-- START OF Recorded information --
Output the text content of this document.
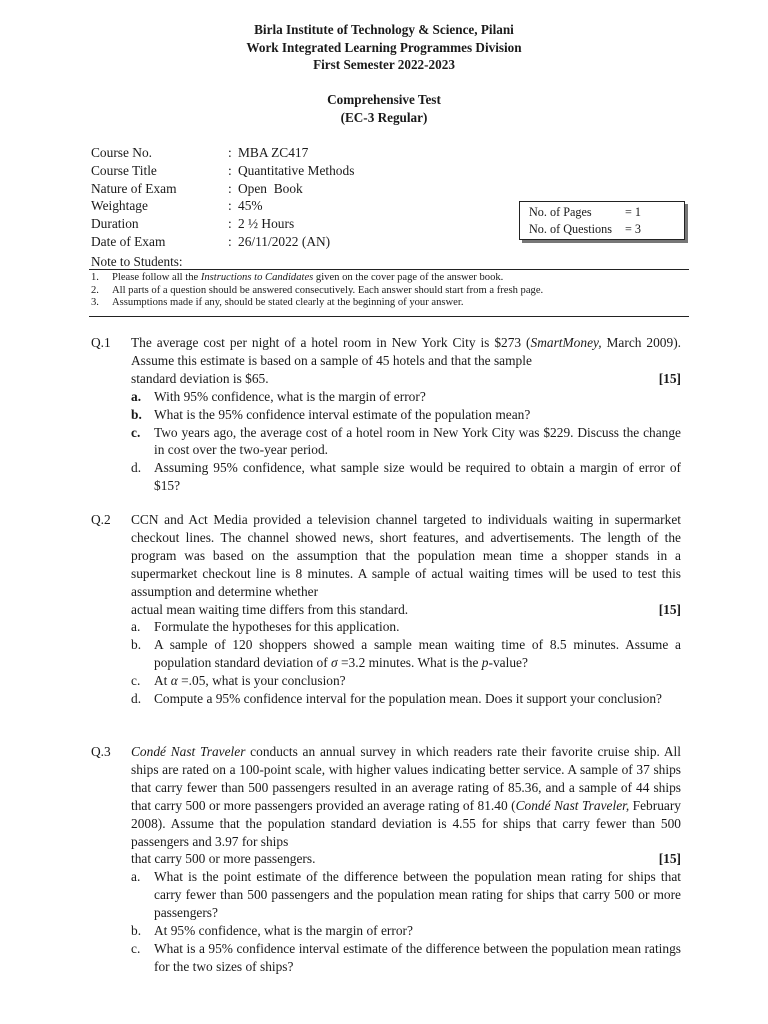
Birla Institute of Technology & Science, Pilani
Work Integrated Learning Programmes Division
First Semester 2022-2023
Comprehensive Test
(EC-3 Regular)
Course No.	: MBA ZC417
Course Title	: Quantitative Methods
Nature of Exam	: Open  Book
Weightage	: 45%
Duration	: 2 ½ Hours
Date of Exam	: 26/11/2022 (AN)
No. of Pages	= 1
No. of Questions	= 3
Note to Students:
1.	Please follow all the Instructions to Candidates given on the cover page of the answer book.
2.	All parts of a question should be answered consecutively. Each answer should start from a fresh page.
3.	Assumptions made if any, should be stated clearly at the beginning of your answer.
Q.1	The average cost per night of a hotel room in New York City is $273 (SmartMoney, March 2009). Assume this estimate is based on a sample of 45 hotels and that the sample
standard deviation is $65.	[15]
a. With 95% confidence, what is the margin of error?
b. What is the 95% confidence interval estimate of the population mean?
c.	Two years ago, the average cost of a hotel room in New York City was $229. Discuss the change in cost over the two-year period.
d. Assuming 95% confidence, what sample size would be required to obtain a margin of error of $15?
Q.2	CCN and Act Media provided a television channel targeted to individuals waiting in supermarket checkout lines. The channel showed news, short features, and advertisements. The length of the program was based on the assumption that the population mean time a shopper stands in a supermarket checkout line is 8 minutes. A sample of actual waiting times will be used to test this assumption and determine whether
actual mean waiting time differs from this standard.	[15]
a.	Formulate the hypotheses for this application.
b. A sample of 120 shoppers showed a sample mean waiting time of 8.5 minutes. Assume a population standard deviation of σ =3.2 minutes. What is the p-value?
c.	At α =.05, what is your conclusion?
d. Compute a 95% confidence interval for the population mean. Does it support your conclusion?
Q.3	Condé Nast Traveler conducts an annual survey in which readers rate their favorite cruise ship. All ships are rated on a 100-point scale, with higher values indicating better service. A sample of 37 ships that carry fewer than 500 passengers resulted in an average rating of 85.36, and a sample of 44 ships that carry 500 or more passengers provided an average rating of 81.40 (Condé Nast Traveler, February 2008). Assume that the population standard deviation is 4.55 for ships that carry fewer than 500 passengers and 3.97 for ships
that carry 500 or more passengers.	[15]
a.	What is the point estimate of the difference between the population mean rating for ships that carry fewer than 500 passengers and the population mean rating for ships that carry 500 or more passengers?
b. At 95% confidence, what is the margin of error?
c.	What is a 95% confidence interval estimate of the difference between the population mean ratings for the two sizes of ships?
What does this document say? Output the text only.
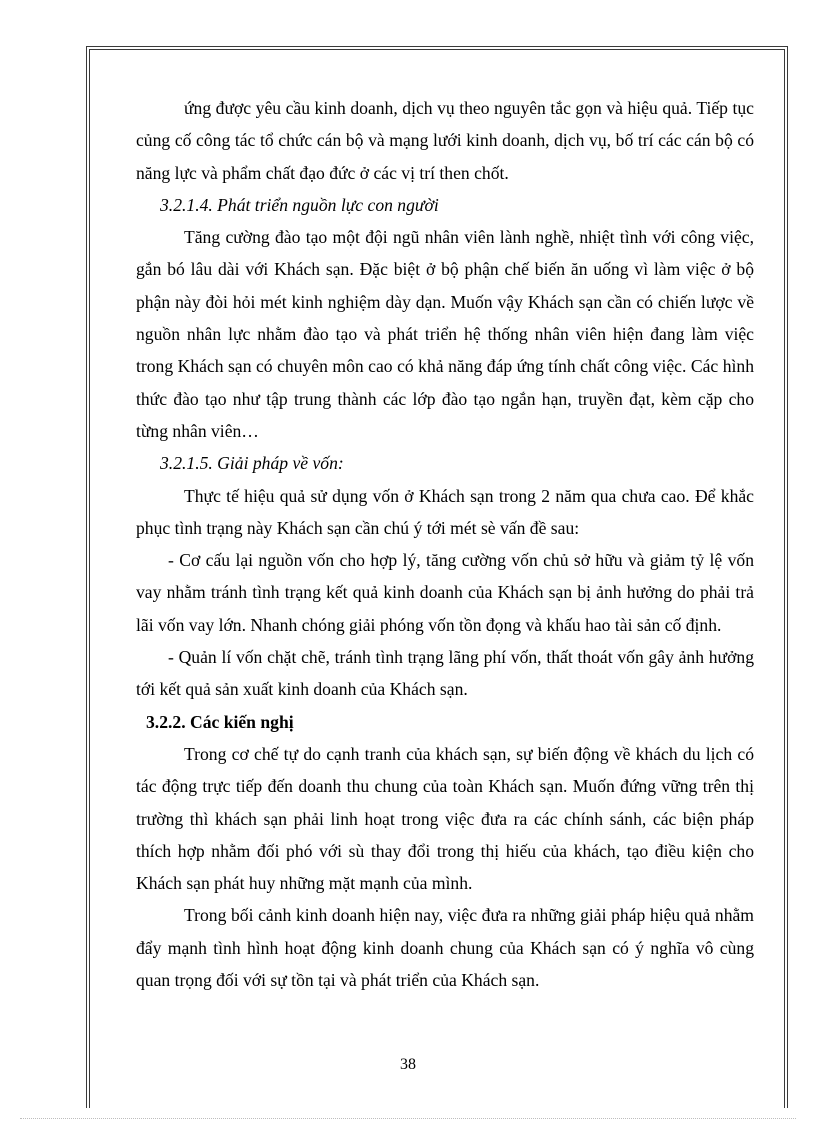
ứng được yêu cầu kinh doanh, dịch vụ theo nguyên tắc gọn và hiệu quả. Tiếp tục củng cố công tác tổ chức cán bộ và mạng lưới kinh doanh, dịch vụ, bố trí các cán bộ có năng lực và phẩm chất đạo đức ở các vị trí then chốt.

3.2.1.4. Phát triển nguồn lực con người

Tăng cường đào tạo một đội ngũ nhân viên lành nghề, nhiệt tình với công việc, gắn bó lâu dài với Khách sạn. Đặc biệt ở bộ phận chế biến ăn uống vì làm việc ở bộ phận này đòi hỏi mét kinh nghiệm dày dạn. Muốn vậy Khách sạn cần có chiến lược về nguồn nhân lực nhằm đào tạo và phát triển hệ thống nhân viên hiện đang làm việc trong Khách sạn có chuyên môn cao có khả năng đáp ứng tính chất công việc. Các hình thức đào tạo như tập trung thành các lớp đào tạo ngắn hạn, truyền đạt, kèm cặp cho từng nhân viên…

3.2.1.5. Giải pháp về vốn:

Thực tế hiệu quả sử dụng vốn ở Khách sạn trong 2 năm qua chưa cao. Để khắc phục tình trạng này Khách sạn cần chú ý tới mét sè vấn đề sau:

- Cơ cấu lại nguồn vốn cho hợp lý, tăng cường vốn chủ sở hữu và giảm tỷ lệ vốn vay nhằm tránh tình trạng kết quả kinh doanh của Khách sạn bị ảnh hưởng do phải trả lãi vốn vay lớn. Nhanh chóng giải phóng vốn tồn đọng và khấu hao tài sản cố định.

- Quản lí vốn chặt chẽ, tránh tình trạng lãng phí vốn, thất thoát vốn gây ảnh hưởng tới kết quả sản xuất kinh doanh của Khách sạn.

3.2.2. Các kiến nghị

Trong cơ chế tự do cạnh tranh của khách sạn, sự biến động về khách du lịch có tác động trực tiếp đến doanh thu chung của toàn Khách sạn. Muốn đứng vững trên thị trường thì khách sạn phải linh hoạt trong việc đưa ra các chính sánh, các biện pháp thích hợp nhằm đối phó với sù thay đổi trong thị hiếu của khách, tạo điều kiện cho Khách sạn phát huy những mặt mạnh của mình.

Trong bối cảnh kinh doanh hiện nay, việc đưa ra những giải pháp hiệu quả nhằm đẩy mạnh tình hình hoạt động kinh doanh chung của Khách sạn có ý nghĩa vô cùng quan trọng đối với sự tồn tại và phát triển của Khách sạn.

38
-- END OF Recorded information --
-- START OF Recorded information --
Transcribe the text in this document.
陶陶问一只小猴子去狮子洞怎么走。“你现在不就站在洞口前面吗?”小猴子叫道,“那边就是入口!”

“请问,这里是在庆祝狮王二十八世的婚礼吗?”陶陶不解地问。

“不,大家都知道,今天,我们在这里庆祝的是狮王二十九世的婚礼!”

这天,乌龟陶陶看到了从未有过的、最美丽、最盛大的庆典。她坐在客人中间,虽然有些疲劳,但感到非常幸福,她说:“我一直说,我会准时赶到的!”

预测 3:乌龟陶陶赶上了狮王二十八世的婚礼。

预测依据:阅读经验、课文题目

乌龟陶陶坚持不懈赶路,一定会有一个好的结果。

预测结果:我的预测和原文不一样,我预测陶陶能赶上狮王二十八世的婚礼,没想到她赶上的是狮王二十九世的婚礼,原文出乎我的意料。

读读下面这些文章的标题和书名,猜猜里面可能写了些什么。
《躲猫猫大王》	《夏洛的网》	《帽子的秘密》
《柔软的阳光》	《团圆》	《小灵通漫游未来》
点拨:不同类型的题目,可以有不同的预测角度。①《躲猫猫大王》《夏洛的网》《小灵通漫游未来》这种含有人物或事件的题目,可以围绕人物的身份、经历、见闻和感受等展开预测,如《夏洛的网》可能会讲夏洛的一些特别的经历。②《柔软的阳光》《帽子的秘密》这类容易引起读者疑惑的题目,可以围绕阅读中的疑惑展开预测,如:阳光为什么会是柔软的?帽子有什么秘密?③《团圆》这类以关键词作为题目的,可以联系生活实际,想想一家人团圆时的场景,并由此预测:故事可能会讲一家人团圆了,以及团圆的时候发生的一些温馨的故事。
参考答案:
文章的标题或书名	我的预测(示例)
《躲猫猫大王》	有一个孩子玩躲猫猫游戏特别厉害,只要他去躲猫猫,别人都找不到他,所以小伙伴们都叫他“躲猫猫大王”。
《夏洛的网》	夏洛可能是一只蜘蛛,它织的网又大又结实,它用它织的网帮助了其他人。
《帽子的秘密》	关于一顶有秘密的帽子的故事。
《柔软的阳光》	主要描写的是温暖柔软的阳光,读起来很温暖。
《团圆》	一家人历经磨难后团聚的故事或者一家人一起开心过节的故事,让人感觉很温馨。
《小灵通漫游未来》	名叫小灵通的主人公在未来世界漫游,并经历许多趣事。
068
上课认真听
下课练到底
-- END OF Recorded information --
Your answer should be a single number: the count of lines containing the word "between".

• [Task output]:
2